* [INSTRUCTION]
Return the whole listing, line for line, without the pictures in it.

Collected data entries:
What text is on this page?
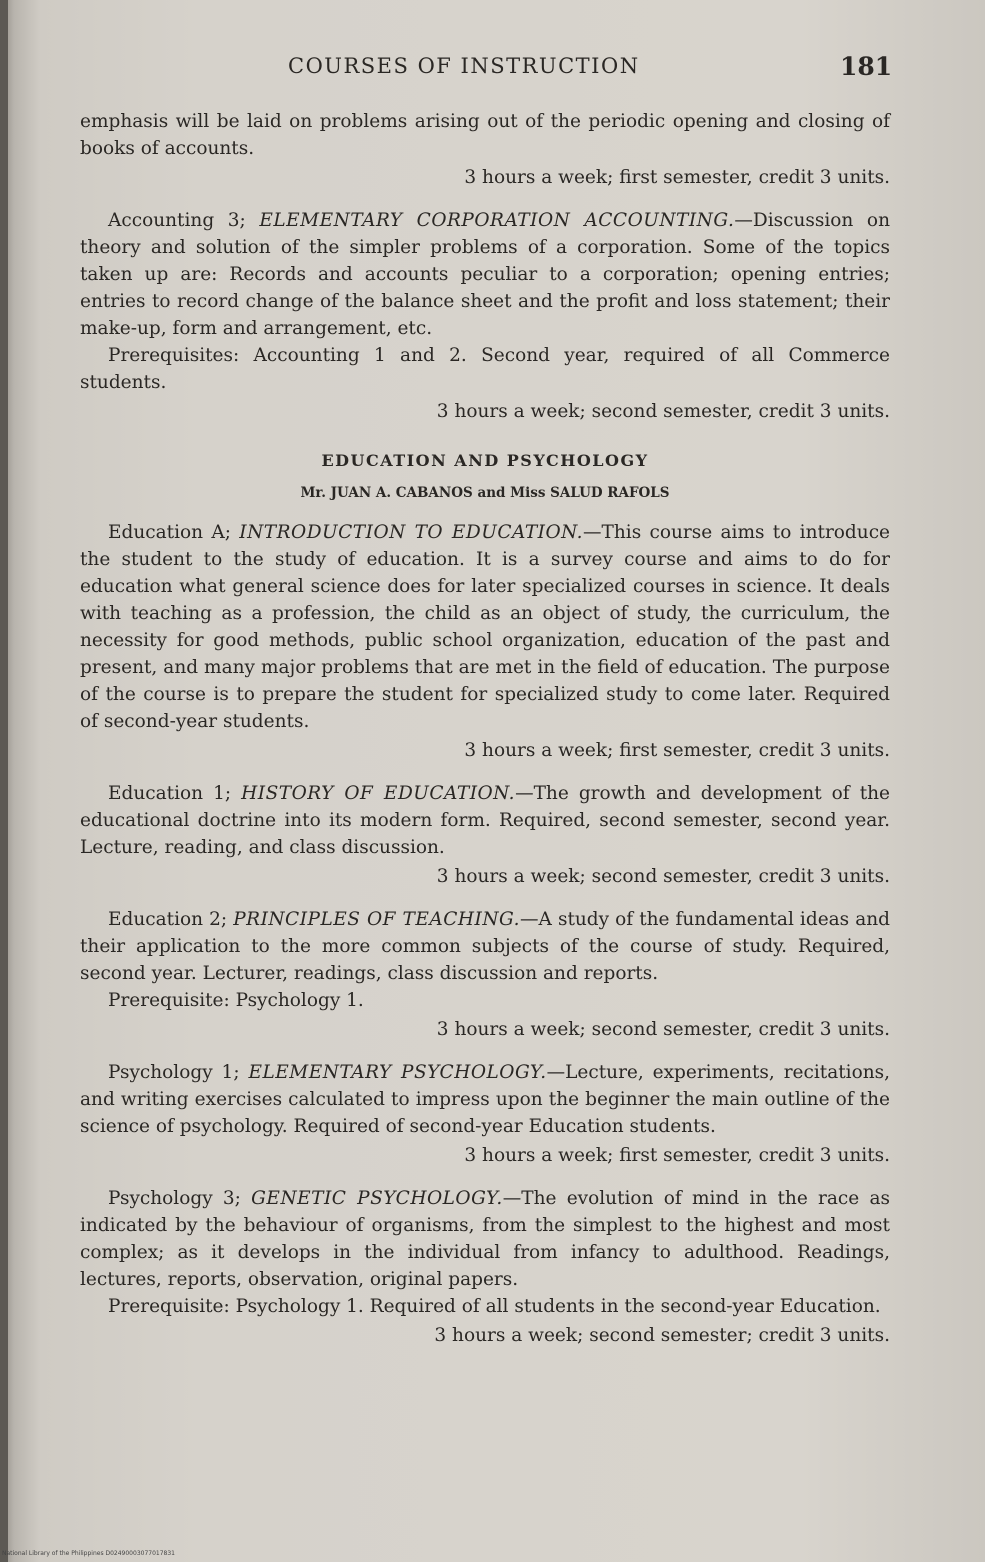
COURSES OF INSTRUCTION	181

emphasis will be laid on problems arising out of the periodic opening and closing of books of accounts.

3 hours a week; first semester, credit 3 units.

Accounting 3; ELEMENTARY CORPORATION ACCOUNTING.—Discussion on theory and solution of the simpler problems of a corporation. Some of the topics taken up are: Records and accounts peculiar to a corporation; opening entries; entries to record change of the balance sheet and the profit and loss statement; their make-up, form and arrangement, etc.

Prerequisites: Accounting 1 and 2. Second year, required of all Commerce students.

3 hours a week; second semester, credit 3 units.

EDUCATION AND PSYCHOLOGY
Mr. JUAN A. CABANOS and Miss SALUD RAFOLS

Education A; INTRODUCTION TO EDUCATION.—This course aims to introduce the student to the study of education. It is a survey course and aims to do for education what general science does for later specialized courses in science. It deals with teaching as a profession, the child as an object of study, the curriculum, the necessity for good methods, public school organization, education of the past and present, and many major problems that are met in the field of education. The purpose of the course is to prepare the student for specialized study to come later. Required of second-year students.

3 hours a week; first semester, credit 3 units.

Education 1; HISTORY OF EDUCATION.—The growth and development of the educational doctrine into its modern form. Required, second semester, second year. Lecture, reading, and class discussion.

3 hours a week; second semester, credit 3 units.

Education 2; PRINCIPLES OF TEACHING.—A study of the fundamental ideas and their application to the more common subjects of the course of study. Required, second year. Lecturer, readings, class discussion and reports.

Prerequisite: Psychology 1.

3 hours a week; second semester, credit 3 units.

Psychology 1; ELEMENTARY PSYCHOLOGY.—Lecture, experiments, recitations, and writing exercises calculated to impress upon the beginner the main outline of the science of psychology. Required of second-year Education students.

3 hours a week; first semester, credit 3 units.

Psychology 3; GENETIC PSYCHOLOGY.—The evolution of mind in the race as indicated by the behaviour of organisms, from the simplest to the highest and most complex; as it develops in the individual from infancy to adulthood. Readings, lectures, reports, observation, original papers.

Prerequisite: Psychology 1. Required of all students in the second-year Education.

3 hours a week; second semester; credit 3 units.

National Library of the Philippines D02490003077017831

* [FINAL ANSWER]
What text is on this page?
COURSES OF INSTRUCTION	181

emphasis will be laid on problems arising out of the periodic opening and closing of books of accounts.

3 hours a week; first semester, credit 3 units.

Accounting 3; ELEMENTARY CORPORATION ACCOUNTING.—Discussion on theory and solution of the simpler problems of a corporation. Some of the topics taken up are: Records and accounts peculiar to a corporation; opening entries; entries to record change of the balance sheet and the profit and loss statement; their make-up, form and arrangement, etc.

Prerequisites: Accounting 1 and 2. Second year, required of all Commerce students.

3 hours a week; second semester, credit 3 units.

EDUCATION AND PSYCHOLOGY
Mr. JUAN A. CABANOS and Miss SALUD RAFOLS

Education A; INTRODUCTION TO EDUCATION.—This course aims to introduce the student to the study of education. It is a survey course and aims to do for education what general science does for later specialized courses in science. It deals with teaching as a profession, the child as an object of study, the curriculum, the necessity for good methods, public school organization, education of the past and present, and many major problems that are met in the field of education. The purpose of the course is to prepare the student for specialized study to come later. Required of second-year students.

3 hours a week; first semester, credit 3 units.

Education 1; HISTORY OF EDUCATION.—The growth and development of the educational doctrine into its modern form. Required, second semester, second year. Lecture, reading, and class discussion.

3 hours a week; second semester, credit 3 units.

Education 2; PRINCIPLES OF TEACHING.—A study of the fundamental ideas and their application to the more common subjects of the course of study. Required, second year. Lecturer, readings, class discussion and reports.

Prerequisite: Psychology 1.

3 hours a week; second semester, credit 3 units.

Psychology 1; ELEMENTARY PSYCHOLOGY.—Lecture, experiments, recitations, and writing exercises calculated to impress upon the beginner the main outline of the science of psychology. Required of second-year Education students.

3 hours a week; first semester, credit 3 units.

Psychology 3; GENETIC PSYCHOLOGY.—The evolution of mind in the race as indicated by the behaviour of organisms, from the simplest to the highest and most complex; as it develops in the individual from infancy to adulthood. Readings, lectures, reports, observation, original papers.

Prerequisite: Psychology 1. Required of all students in the second-year Education.

3 hours a week; second semester; credit 3 units.

National Library of the Philippines D02490003077017831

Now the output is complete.